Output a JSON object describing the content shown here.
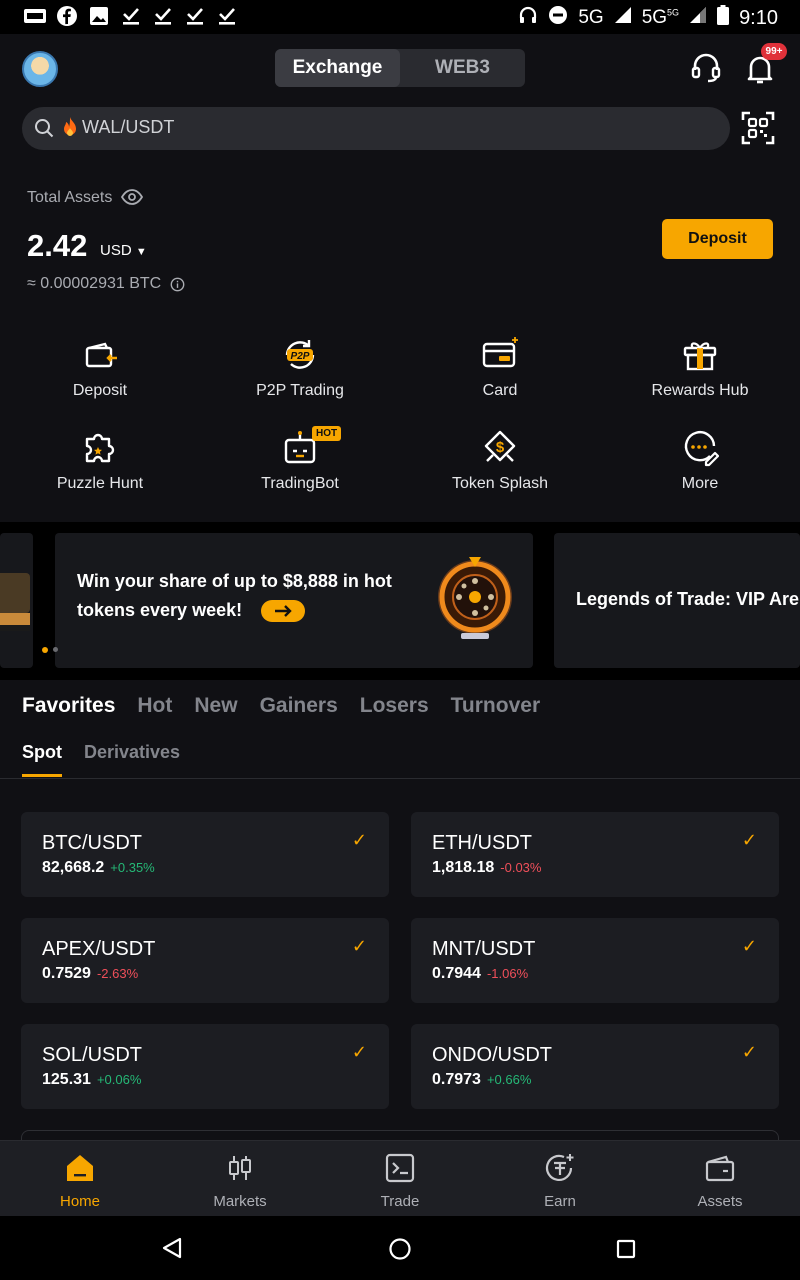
{
  "status_bar": {
    "left_icons": [
      "app-notification-icon",
      "facebook-icon",
      "image-icon",
      "check-download-icon",
      "check-download-icon",
      "check-download-icon",
      "check-download-icon"
    ],
    "network_1": "5G",
    "network_2": "5G",
    "network_2_sup": "5G",
    "time": "9:10"
  },
  "header": {
    "tabs": [
      {
        "label": "Exchange",
        "active": true
      },
      {
        "label": "WEB3",
        "active": false
      }
    ],
    "notification_badge": "99+"
  },
  "search": {
    "value": "WAL/USDT"
  },
  "assets": {
    "label": "Total Assets",
    "value": "2.42",
    "currency": "USD",
    "btc_equivalent": "≈ 0.00002931 BTC",
    "deposit_button": "Deposit"
  },
  "quick_actions": [
    {
      "label": "Deposit",
      "icon": "deposit-icon"
    },
    {
      "label": "P2P Trading",
      "icon": "p2p-icon"
    },
    {
      "label": "Card",
      "icon": "card-icon"
    },
    {
      "label": "Rewards Hub",
      "icon": "gift-icon"
    },
    {
      "label": "Puzzle Hunt",
      "icon": "puzzle-icon"
    },
    {
      "label": "TradingBot",
      "icon": "robot-icon",
      "tag": "HOT"
    },
    {
      "label": "Token Splash",
      "icon": "token-splash-icon"
    },
    {
      "label": "More",
      "icon": "more-icon"
    }
  ],
  "banners": {
    "main_text": "Win your share of up to $8,888 in hot tokens every week!",
    "next_text": "Legends of Trade: VIP Are"
  },
  "market_tabs": [
    "Favorites",
    "Hot",
    "New",
    "Gainers",
    "Losers",
    "Turnover"
  ],
  "sub_tabs": [
    "Spot",
    "Derivatives"
  ],
  "favorites": [
    {
      "pair": "BTC/USDT",
      "price": "82,668.2",
      "change": "+0.35%",
      "direction": "up"
    },
    {
      "pair": "ETH/USDT",
      "price": "1,818.18",
      "change": "-0.03%",
      "direction": "down"
    },
    {
      "pair": "APEX/USDT",
      "price": "0.7529",
      "change": "-2.63%",
      "direction": "down"
    },
    {
      "pair": "MNT/USDT",
      "price": "0.7944",
      "change": "-1.06%",
      "direction": "down"
    },
    {
      "pair": "SOL/USDT",
      "price": "125.31",
      "change": "+0.06%",
      "direction": "up"
    },
    {
      "pair": "ONDO/USDT",
      "price": "0.7973",
      "change": "+0.66%",
      "direction": "up"
    }
  ],
  "bottom_nav": [
    {
      "label": "Home",
      "active": true
    },
    {
      "label": "Markets",
      "active": false
    },
    {
      "label": "Trade",
      "active": false
    },
    {
      "label": "Earn",
      "active": false
    },
    {
      "label": "Assets",
      "active": false
    }
  ],
  "colors": {
    "accent": "#f7a600",
    "positive": "#25b876",
    "negative": "#ef4f5a",
    "background": "#101014"
  }
}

───

(The task): Write the entries above out again exactly, but not the pictures.

(In response):
Output a JSON object describing the content shown here.
{
  "status_bar": {
    "left_icons": [
      "app-notification-icon",
      "facebook-icon",
      "image-icon",
      "check-download-icon",
      "check-download-icon",
      "check-download-icon",
      "check-download-icon"
    ],
    "network_1": "5G",
    "network_2": "5G",
    "network_2_sup": "5G",
    "time": "9:10"
  },
  "header": {
    "tabs": [
      {
        "label": "Exchange",
        "active": true
      },
      {
        "label": "WEB3",
        "active": false
      }
    ],
    "notification_badge": "99+"
  },
  "search": {
    "value": "WAL/USDT"
  },
  "assets": {
    "label": "Total Assets",
    "value": "2.42",
    "currency": "USD",
    "btc_equivalent": "≈ 0.00002931 BTC",
    "deposit_button": "Deposit"
  },
  "quick_actions": [
    {
      "label": "Deposit",
      "icon": "deposit-icon"
    },
    {
      "label": "P2P Trading",
      "icon": "p2p-icon"
    },
    {
      "label": "Card",
      "icon": "card-icon"
    },
    {
      "label": "Rewards Hub",
      "icon": "gift-icon"
    },
    {
      "label": "Puzzle Hunt",
      "icon": "puzzle-icon"
    },
    {
      "label": "TradingBot",
      "icon": "robot-icon",
      "tag": "HOT"
    },
    {
      "label": "Token Splash",
      "icon": "token-splash-icon"
    },
    {
      "label": "More",
      "icon": "more-icon"
    }
  ],
  "banners": {
    "main_text": "Win your share of up to $8,888 in hot tokens every week!",
    "next_text": "Legends of Trade: VIP Are"
  },
  "market_tabs": [
    "Favorites",
    "Hot",
    "New",
    "Gainers",
    "Losers",
    "Turnover"
  ],
  "sub_tabs": [
    "Spot",
    "Derivatives"
  ],
  "favorites": [
    {
      "pair": "BTC/USDT",
      "price": "82,668.2",
      "change": "+0.35%",
      "direction": "up"
    },
    {
      "pair": "ETH/USDT",
      "price": "1,818.18",
      "change": "-0.03%",
      "direction": "down"
    },
    {
      "pair": "APEX/USDT",
      "price": "0.7529",
      "change": "-2.63%",
      "direction": "down"
    },
    {
      "pair": "MNT/USDT",
      "price": "0.7944",
      "change": "-1.06%",
      "direction": "down"
    },
    {
      "pair": "SOL/USDT",
      "price": "125.31",
      "change": "+0.06%",
      "direction": "up"
    },
    {
      "pair": "ONDO/USDT",
      "price": "0.7973",
      "change": "+0.66%",
      "direction": "up"
    }
  ],
  "bottom_nav": [
    {
      "label": "Home",
      "active": true
    },
    {
      "label": "Markets",
      "active": false
    },
    {
      "label": "Trade",
      "active": false
    },
    {
      "label": "Earn",
      "active": false
    },
    {
      "label": "Assets",
      "active": false
    }
  ],
  "colors": {
    "accent": "#f7a600",
    "positive": "#25b876",
    "negative": "#ef4f5a",
    "background": "#101014"
  }
}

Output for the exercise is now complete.